• _Exercise_
Take every line from the listing below that contains "Серегина".

(Saved entries)
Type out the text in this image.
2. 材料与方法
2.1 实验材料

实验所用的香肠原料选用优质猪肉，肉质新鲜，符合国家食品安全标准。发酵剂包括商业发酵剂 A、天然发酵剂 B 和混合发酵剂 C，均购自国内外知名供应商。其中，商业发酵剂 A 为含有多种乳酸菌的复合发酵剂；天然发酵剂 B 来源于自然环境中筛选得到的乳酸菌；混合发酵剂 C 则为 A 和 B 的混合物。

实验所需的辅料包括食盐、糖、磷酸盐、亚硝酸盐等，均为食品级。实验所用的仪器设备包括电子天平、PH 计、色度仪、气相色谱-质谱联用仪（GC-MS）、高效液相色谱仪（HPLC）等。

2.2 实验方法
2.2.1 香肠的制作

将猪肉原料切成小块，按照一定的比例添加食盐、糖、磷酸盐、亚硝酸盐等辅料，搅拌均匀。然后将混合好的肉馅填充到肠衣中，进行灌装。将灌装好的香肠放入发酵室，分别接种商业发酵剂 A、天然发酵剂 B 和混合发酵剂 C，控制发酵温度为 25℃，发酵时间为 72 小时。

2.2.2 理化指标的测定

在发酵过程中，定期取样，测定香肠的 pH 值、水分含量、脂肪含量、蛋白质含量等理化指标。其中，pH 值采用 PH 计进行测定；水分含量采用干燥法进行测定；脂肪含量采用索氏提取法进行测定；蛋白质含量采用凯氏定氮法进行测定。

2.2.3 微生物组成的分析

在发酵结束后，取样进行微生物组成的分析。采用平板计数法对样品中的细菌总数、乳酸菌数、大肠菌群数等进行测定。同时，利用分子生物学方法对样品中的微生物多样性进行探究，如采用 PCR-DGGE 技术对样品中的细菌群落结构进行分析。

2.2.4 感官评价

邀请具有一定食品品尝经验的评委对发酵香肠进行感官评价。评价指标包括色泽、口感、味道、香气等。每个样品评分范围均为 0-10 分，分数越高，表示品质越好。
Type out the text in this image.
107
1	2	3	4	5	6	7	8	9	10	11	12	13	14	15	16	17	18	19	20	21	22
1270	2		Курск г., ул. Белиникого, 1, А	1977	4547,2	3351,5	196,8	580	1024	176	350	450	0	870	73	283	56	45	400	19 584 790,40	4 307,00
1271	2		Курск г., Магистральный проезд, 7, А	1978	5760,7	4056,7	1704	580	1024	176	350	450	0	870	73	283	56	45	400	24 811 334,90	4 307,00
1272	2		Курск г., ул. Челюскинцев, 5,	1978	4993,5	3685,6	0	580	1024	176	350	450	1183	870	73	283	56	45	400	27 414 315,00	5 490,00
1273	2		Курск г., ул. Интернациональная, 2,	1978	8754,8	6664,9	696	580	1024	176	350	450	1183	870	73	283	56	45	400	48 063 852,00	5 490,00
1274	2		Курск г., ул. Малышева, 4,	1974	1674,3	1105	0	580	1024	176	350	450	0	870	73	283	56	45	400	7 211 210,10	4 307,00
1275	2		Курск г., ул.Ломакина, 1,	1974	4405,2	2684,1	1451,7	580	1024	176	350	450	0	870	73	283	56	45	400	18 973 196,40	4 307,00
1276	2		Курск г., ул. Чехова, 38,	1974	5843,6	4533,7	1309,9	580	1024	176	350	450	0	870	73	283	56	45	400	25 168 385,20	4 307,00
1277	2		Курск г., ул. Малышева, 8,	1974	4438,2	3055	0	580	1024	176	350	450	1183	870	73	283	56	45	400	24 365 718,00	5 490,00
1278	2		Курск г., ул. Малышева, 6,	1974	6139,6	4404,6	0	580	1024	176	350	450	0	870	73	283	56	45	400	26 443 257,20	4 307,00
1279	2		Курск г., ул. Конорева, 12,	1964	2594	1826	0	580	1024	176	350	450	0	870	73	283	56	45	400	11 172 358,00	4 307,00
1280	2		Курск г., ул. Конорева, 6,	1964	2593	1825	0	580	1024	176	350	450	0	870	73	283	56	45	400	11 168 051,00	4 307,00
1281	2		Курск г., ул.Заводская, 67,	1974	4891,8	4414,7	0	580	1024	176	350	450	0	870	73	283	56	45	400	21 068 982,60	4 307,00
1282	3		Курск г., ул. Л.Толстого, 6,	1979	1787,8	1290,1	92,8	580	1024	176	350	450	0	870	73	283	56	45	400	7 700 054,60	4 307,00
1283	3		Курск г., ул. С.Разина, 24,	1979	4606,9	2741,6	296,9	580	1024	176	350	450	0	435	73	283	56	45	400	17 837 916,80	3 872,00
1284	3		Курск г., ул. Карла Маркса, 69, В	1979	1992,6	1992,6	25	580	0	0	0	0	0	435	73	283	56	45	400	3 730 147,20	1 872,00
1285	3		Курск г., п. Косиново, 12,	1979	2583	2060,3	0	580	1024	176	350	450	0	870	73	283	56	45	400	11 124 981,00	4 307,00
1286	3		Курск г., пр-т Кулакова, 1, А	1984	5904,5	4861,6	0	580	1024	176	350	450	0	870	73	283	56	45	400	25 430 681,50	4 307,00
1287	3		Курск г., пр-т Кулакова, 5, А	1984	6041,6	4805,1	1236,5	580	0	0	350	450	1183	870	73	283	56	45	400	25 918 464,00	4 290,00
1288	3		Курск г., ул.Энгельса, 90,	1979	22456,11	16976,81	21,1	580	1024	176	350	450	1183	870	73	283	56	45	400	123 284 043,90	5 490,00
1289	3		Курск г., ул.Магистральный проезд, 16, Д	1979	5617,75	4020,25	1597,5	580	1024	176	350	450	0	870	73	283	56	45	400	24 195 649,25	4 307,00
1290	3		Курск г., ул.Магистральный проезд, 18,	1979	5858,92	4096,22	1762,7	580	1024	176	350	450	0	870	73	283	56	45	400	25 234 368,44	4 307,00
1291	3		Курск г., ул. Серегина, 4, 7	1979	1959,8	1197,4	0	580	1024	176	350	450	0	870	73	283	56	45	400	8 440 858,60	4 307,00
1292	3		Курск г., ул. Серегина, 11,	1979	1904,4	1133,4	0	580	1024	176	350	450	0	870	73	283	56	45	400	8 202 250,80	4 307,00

• _Exercise response_
1291	3		Курск г., ул. Серегина, 4, 7	1979	1959,8	1197,4	0	580	1024	176	350	450	0	870	73	283	56	45	400	8 440 858,60	4 307,00
1292	3		Курск г., ул. Серегина, 11,	1979	1904,4	1133,4	0	580	1024	176	350	450	0	870	73	283	56	45	400	8 202 250,80	4 307,00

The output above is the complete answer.